Exercise task:
Extract every line of the entries and copy each one without changes, omitting the pictures.
## Begin Exercise materials
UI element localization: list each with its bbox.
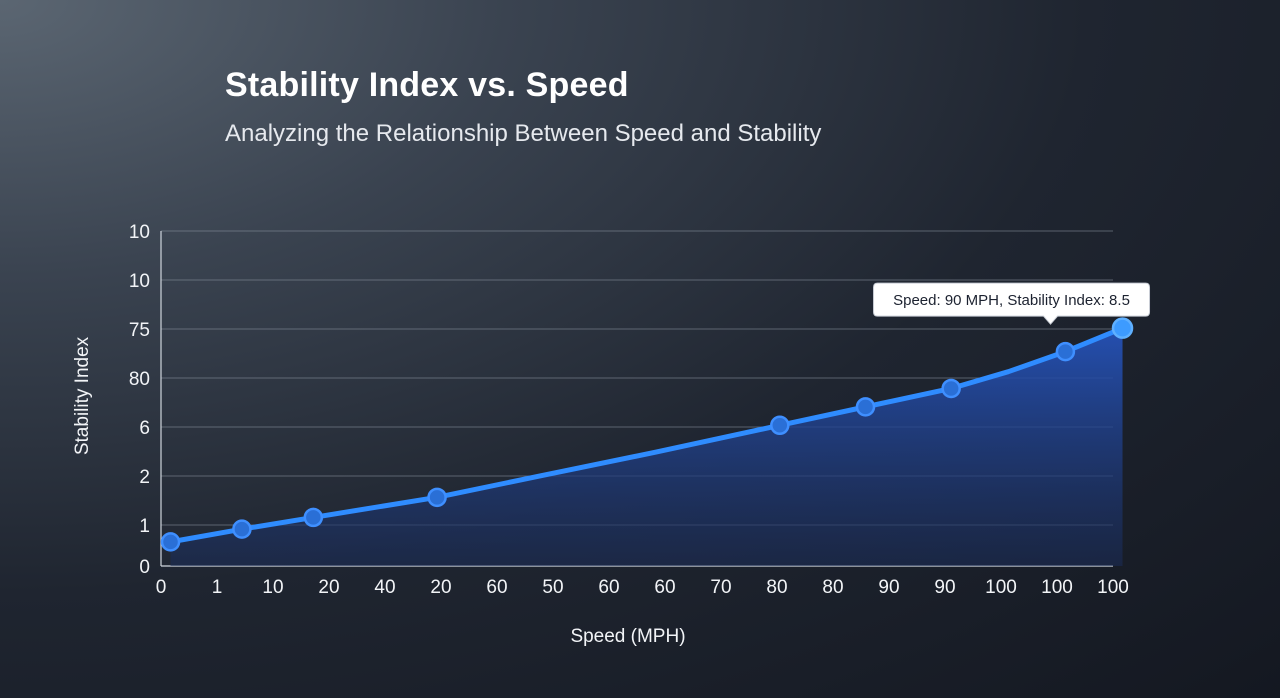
area-fill-group	[170, 328, 1123, 566]
x-tick-label: 80	[766, 577, 787, 598]
data-point	[160, 532, 181, 552]
x-tick-label: 60	[598, 577, 619, 598]
y-tick-label: 0	[139, 557, 150, 578]
data-point	[232, 519, 252, 539]
data-point	[855, 397, 876, 417]
chart-subtitle: Analyzing the Relationship Between Speed…	[225, 120, 822, 147]
data-point	[427, 487, 447, 508]
x-axis-label: Speed (MPH)	[570, 626, 685, 647]
y-tick-label: 1	[139, 516, 150, 537]
x-tick-label: 0	[156, 577, 167, 598]
x-tick-label: 80	[822, 577, 843, 598]
x-tick-label: 40	[374, 577, 395, 598]
x-tick-label: 60	[654, 577, 675, 598]
chart-title: Stability Index vs. Speed	[225, 66, 629, 104]
y-tick-label: 80	[129, 369, 150, 390]
y-tick-label: 10	[129, 271, 150, 292]
tooltip-box	[873, 282, 1151, 325]
x-tick-label: 60	[486, 577, 507, 598]
y-tick-label: 6	[139, 418, 150, 439]
x-tick-label: 100	[1041, 577, 1073, 598]
x-tick-label: 20	[318, 577, 339, 598]
data-point	[770, 415, 790, 436]
data-points	[160, 317, 1134, 552]
y-tick-label: 2	[139, 467, 150, 488]
x-tick-label: 90	[934, 577, 955, 598]
tooltip: Speed: 90 MPH, Stability Index: 8.5	[873, 282, 1151, 325]
data-point	[1055, 341, 1076, 362]
y-axis-label: Stability Index	[72, 336, 93, 455]
y-tick-label: 75	[129, 320, 150, 341]
y-tick-label: 10	[129, 222, 150, 243]
data-point	[303, 507, 324, 528]
x-tick-label: 10	[262, 577, 283, 598]
series-line	[168, 325, 1126, 545]
x-tick-label: 70	[710, 577, 731, 598]
data-point	[941, 378, 961, 399]
x-tick-label: 1	[212, 577, 223, 598]
tooltip-text: Speed: 90 MPH, Stability Index: 8.5	[893, 292, 1130, 309]
x-tick-label: 100	[1097, 577, 1129, 598]
highlighted-data-point	[1111, 317, 1134, 339]
x-tick-label: 90	[878, 577, 899, 598]
series-line-group	[168, 325, 1126, 545]
x-tick-label: 50	[542, 577, 563, 598]
y-axis-ticks: 0 1 2 6 80 75 10 10	[129, 222, 150, 578]
x-tick-label: 100	[985, 577, 1017, 598]
x-tick-label: 20	[430, 577, 451, 598]
x-axis-ticks: 0 1 10 20 40 20 60 50 60 60 70 80 80 90 90 100 100 100	[156, 577, 1129, 598]
area-fill	[170, 328, 1123, 566]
## End Exercise materials
Solved exercise:
UI element localization: list each with its bbox.
area-fill-group	[170, 328, 1123, 566]
x-tick-label: 80	[766, 577, 787, 598]
data-point	[160, 532, 181, 552]
x-tick-label: 60	[598, 577, 619, 598]
y-tick-label: 0	[139, 557, 150, 578]
data-point	[232, 519, 252, 539]
data-point	[855, 397, 876, 417]
chart-subtitle: Analyzing the Relationship Between Speed…	[225, 120, 822, 147]
data-point	[427, 487, 447, 508]
x-axis-label: Speed (MPH)	[570, 626, 685, 647]
y-tick-label: 1	[139, 516, 150, 537]
x-tick-label: 0	[156, 577, 167, 598]
x-tick-label: 80	[822, 577, 843, 598]
x-tick-label: 40	[374, 577, 395, 598]
x-tick-label: 60	[654, 577, 675, 598]
chart-title: Stability Index vs. Speed	[225, 66, 629, 104]
y-tick-label: 80	[129, 369, 150, 390]
y-tick-label: 10	[129, 271, 150, 292]
tooltip-box	[873, 282, 1151, 325]
x-tick-label: 60	[486, 577, 507, 598]
y-tick-label: 6	[139, 418, 150, 439]
x-tick-label: 100	[1041, 577, 1073, 598]
x-tick-label: 20	[318, 577, 339, 598]
data-point	[770, 415, 790, 436]
data-points	[160, 317, 1134, 552]
y-tick-label: 2	[139, 467, 150, 488]
x-tick-label: 90	[934, 577, 955, 598]
tooltip: Speed: 90 MPH, Stability Index: 8.5	[873, 282, 1151, 325]
data-point	[1055, 341, 1076, 362]
y-axis-label: Stability Index	[72, 336, 93, 455]
y-tick-label: 75	[129, 320, 150, 341]
y-tick-label: 10	[129, 222, 150, 243]
data-point	[303, 507, 324, 528]
x-tick-label: 10	[262, 577, 283, 598]
series-line	[168, 325, 1126, 545]
x-tick-label: 70	[710, 577, 731, 598]
data-point	[941, 378, 961, 399]
x-tick-label: 1	[212, 577, 223, 598]
tooltip-text: Speed: 90 MPH, Stability Index: 8.5	[893, 292, 1130, 309]
x-tick-label: 100	[1097, 577, 1129, 598]
highlighted-data-point	[1111, 317, 1134, 339]
x-tick-label: 90	[878, 577, 899, 598]
series-line-group	[168, 325, 1126, 545]
x-tick-label: 50	[542, 577, 563, 598]
y-axis-ticks: 0 1 2 6 80 75 10 10	[129, 222, 150, 578]
x-tick-label: 100	[985, 577, 1017, 598]
x-tick-label: 20	[430, 577, 451, 598]
x-axis-ticks: 0 1 10 20 40 20 60 50 60 60 70 80 80 90 90 100 100 100	[156, 577, 1129, 598]
area-fill	[170, 328, 1123, 566]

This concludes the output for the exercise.